- _JOB_
Repeat, exactly and completely, the entries shown underneath.

* start *

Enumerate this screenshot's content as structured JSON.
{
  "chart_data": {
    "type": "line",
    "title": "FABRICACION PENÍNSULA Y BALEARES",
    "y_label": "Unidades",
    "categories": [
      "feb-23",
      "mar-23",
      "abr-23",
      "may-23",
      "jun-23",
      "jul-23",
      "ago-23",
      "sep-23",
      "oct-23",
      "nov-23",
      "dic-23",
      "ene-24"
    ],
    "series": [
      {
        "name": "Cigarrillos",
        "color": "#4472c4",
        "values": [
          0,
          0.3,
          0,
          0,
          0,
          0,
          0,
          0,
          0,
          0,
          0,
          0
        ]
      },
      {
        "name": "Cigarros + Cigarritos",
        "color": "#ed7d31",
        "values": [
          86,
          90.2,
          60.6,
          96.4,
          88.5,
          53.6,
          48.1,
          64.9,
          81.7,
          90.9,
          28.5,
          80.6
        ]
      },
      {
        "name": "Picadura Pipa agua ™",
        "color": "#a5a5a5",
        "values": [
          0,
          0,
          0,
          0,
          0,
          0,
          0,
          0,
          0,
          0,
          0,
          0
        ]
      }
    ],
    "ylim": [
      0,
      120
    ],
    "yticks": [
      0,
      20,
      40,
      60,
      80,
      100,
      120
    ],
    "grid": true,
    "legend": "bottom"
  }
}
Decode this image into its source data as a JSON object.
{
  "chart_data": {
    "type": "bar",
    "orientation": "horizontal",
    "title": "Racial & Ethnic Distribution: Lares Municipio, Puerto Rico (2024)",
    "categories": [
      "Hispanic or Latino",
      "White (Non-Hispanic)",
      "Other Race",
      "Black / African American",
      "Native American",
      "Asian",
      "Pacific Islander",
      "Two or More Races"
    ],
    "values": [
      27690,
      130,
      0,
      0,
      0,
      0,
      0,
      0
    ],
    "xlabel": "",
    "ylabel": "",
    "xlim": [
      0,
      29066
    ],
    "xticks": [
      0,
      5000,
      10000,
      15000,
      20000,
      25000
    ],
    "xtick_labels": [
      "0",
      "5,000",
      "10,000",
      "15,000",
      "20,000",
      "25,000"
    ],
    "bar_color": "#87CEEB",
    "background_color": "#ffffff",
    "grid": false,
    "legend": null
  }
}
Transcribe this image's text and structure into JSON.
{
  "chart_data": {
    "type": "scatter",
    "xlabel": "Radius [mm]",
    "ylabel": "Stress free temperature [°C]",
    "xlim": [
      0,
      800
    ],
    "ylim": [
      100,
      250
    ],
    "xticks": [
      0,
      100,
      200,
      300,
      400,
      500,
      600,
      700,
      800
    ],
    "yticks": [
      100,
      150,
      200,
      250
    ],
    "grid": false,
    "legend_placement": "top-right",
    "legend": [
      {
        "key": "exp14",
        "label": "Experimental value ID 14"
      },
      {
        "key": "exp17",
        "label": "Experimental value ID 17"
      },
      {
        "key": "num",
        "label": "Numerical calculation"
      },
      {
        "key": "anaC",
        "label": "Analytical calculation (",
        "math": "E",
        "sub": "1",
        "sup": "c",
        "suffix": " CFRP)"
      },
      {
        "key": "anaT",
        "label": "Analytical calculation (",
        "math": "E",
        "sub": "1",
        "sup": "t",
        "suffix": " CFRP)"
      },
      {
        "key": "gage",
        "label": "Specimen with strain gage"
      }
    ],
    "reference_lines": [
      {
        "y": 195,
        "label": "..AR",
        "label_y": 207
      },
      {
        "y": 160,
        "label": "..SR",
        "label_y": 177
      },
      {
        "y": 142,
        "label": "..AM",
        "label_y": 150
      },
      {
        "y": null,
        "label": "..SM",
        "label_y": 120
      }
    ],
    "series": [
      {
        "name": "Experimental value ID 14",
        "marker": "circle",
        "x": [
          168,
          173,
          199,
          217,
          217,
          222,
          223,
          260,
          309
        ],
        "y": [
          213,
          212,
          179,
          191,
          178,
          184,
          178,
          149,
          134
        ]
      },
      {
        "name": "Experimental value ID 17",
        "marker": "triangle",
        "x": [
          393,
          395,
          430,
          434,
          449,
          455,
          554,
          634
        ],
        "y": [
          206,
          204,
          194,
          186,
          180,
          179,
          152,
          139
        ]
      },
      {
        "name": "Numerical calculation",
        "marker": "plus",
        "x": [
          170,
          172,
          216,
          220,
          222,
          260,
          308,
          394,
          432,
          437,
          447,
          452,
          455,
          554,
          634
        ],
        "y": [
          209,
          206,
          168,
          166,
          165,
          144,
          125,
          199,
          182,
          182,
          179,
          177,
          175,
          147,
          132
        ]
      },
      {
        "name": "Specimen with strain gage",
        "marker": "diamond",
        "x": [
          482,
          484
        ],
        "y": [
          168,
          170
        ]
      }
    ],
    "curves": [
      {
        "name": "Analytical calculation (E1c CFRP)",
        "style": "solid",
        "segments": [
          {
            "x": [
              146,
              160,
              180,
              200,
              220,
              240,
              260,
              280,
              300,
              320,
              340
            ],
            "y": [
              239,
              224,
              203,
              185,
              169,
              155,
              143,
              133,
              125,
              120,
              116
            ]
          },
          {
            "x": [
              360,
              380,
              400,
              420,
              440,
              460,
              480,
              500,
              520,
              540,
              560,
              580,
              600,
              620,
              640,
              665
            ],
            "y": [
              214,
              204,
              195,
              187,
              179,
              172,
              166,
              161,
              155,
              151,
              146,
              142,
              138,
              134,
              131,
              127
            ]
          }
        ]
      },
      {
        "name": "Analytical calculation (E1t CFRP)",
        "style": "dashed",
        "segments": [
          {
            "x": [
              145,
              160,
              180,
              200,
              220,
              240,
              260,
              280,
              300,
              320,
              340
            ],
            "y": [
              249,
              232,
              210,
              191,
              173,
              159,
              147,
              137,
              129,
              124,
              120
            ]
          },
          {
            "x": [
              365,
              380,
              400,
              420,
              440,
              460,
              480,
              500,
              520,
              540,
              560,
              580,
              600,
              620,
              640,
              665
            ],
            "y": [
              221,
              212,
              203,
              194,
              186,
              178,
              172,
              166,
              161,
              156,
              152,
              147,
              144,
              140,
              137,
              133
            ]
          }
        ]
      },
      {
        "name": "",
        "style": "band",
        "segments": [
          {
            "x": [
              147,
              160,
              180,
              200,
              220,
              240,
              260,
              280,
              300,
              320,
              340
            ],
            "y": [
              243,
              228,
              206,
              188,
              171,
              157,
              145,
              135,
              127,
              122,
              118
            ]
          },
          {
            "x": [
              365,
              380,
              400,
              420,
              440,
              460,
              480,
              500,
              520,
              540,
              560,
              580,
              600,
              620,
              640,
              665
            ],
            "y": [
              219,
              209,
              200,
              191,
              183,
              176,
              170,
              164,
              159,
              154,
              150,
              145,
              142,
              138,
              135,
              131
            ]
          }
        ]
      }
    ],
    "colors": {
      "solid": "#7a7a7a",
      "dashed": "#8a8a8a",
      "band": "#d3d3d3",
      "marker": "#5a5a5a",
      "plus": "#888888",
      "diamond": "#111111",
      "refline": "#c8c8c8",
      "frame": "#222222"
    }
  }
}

* end *

- _THE OUTPUT_
Enumerate this screenshot's content as structured JSON.
{
  "chart_data": {
    "type": "line",
    "title": "FABRICACION PENÍNSULA Y BALEARES",
    "y_label": "Unidades",
    "categories": [
      "feb-23",
      "mar-23",
      "abr-23",
      "may-23",
      "jun-23",
      "jul-23",
      "ago-23",
      "sep-23",
      "oct-23",
      "nov-23",
      "dic-23",
      "ene-24"
    ],
    "series": [
      {
        "name": "Cigarrillos",
        "color": "#4472c4",
        "values": [
          0,
          0.3,
          0,
          0,
          0,
          0,
          0,
          0,
          0,
          0,
          0,
          0
        ]
      },
      {
        "name": "Cigarros + Cigarritos",
        "color": "#ed7d31",
        "values": [
          86,
          90.2,
          60.6,
          96.4,
          88.5,
          53.6,
          48.1,
          64.9,
          81.7,
          90.9,
          28.5,
          80.6
        ]
      },
      {
        "name": "Picadura Pipa agua ™",
        "color": "#a5a5a5",
        "values": [
          0,
          0,
          0,
          0,
          0,
          0,
          0,
          0,
          0,
          0,
          0,
          0
        ]
      }
    ],
    "ylim": [
      0,
      120
    ],
    "yticks": [
      0,
      20,
      40,
      60,
      80,
      100,
      120
    ],
    "grid": true,
    "legend": "bottom"
  }
}
Decode this image into its source data as a JSON object.
{
  "chart_data": {
    "type": "bar",
    "orientation": "horizontal",
    "title": "Racial & Ethnic Distribution: Lares Municipio, Puerto Rico (2024)",
    "categories": [
      "Hispanic or Latino",
      "White (Non-Hispanic)",
      "Other Race",
      "Black / African American",
      "Native American",
      "Asian",
      "Pacific Islander",
      "Two or More Races"
    ],
    "values": [
      27690,
      130,
      0,
      0,
      0,
      0,
      0,
      0
    ],
    "xlabel": "",
    "ylabel": "",
    "xlim": [
      0,
      29066
    ],
    "xticks": [
      0,
      5000,
      10000,
      15000,
      20000,
      25000
    ],
    "xtick_labels": [
      "0",
      "5,000",
      "10,000",
      "15,000",
      "20,000",
      "25,000"
    ],
    "bar_color": "#87CEEB",
    "background_color": "#ffffff",
    "grid": false,
    "legend": null
  }
}
Transcribe this image's text and structure into JSON.
{
  "chart_data": {
    "type": "scatter",
    "xlabel": "Radius [mm]",
    "ylabel": "Stress free temperature [°C]",
    "xlim": [
      0,
      800
    ],
    "ylim": [
      100,
      250
    ],
    "xticks": [
      0,
      100,
      200,
      300,
      400,
      500,
      600,
      700,
      800
    ],
    "yticks": [
      100,
      150,
      200,
      250
    ],
    "grid": false,
    "legend_placement": "top-right",
    "legend": [
      {
        "key": "exp14",
        "label": "Experimental value ID 14"
      },
      {
        "key": "exp17",
        "label": "Experimental value ID 17"
      },
      {
        "key": "num",
        "label": "Numerical calculation"
      },
      {
        "key": "anaC",
        "label": "Analytical calculation (",
        "math": "E",
        "sub": "1",
        "sup": "c",
        "suffix": " CFRP)"
      },
      {
        "key": "anaT",
        "label": "Analytical calculation (",
        "math": "E",
        "sub": "1",
        "sup": "t",
        "suffix": " CFRP)"
      },
      {
        "key": "gage",
        "label": "Specimen with strain gage"
      }
    ],
    "reference_lines": [
      {
        "y": 195,
        "label": "..AR",
        "label_y": 207
      },
      {
        "y": 160,
        "label": "..SR",
        "label_y": 177
      },
      {
        "y": 142,
        "label": "..AM",
        "label_y": 150
      },
      {
        "y": null,
        "label": "..SM",
        "label_y": 120
      }
    ],
    "series": [
      {
        "name": "Experimental value ID 14",
        "marker": "circle",
        "x": [
          168,
          173,
          199,
          217,
          217,
          222,
          223,
          260,
          309
        ],
        "y": [
          213,
          212,
          179,
          191,
          178,
          184,
          178,
          149,
          134
        ]
      },
      {
        "name": "Experimental value ID 17",
        "marker": "triangle",
        "x": [
          393,
          395,
          430,
          434,
          449,
          455,
          554,
          634
        ],
        "y": [
          206,
          204,
          194,
          186,
          180,
          179,
          152,
          139
        ]
      },
      {
        "name": "Numerical calculation",
        "marker": "plus",
        "x": [
          170,
          172,
          216,
          220,
          222,
          260,
          308,
          394,
          432,
          437,
          447,
          452,
          455,
          554,
          634
        ],
        "y": [
          209,
          206,
          168,
          166,
          165,
          144,
          125,
          199,
          182,
          182,
          179,
          177,
          175,
          147,
          132
        ]
      },
      {
        "name": "Specimen with strain gage",
        "marker": "diamond",
        "x": [
          482,
          484
        ],
        "y": [
          168,
          170
        ]
      }
    ],
    "curves": [
      {
        "name": "Analytical calculation (E1c CFRP)",
        "style": "solid",
        "segments": [
          {
            "x": [
              146,
              160,
              180,
              200,
              220,
              240,
              260,
              280,
              300,
              320,
              340
            ],
            "y": [
              239,
              224,
              203,
              185,
              169,
              155,
              143,
              133,
              125,
              120,
              116
            ]
          },
          {
            "x": [
              360,
              380,
              400,
              420,
              440,
              460,
              480,
              500,
              520,
              540,
              560,
              580,
              600,
              620,
              640,
              665
            ],
            "y": [
              214,
              204,
              195,
              187,
              179,
              172,
              166,
              161,
              155,
              151,
              146,
              142,
              138,
              134,
              131,
              127
            ]
          }
        ]
      },
      {
        "name": "Analytical calculation (E1t CFRP)",
        "style": "dashed",
        "segments": [
          {
            "x": [
              145,
              160,
              180,
              200,
              220,
              240,
              260,
              280,
              300,
              320,
              340
            ],
            "y": [
              249,
              232,
              210,
              191,
              173,
              159,
              147,
              137,
              129,
              124,
              120
            ]
          },
          {
            "x": [
              365,
              380,
              400,
              420,
              440,
              460,
              480,
              500,
              520,
              540,
              560,
              580,
              600,
              620,
              640,
              665
            ],
            "y": [
              221,
              212,
              203,
              194,
              186,
              178,
              172,
              166,
              161,
              156,
              152,
              147,
              144,
              140,
              137,
              133
            ]
          }
        ]
      },
      {
        "name": "",
        "style": "band",
        "segments": [
          {
            "x": [
              147,
              160,
              180,
              200,
              220,
              240,
              260,
              280,
              300,
              320,
              340
            ],
            "y": [
              243,
              228,
              206,
              188,
              171,
              157,
              145,
              135,
              127,
              122,
              118
            ]
          },
          {
            "x": [
              365,
              380,
              400,
              420,
              440,
              460,
              480,
              500,
              520,
              540,
              560,
              580,
              600,
              620,
              640,
              665
            ],
            "y": [
              219,
              209,
              200,
              191,
              183,
              176,
              170,
              164,
              159,
              154,
              150,
              145,
              142,
              138,
              135,
              131
            ]
          }
        ]
      }
    ],
    "colors": {
      "solid": "#7a7a7a",
      "dashed": "#8a8a8a",
      "band": "#d3d3d3",
      "marker": "#5a5a5a",
      "plus": "#888888",
      "diamond": "#111111",
      "refline": "#c8c8c8",
      "frame": "#222222"
    }
  }
}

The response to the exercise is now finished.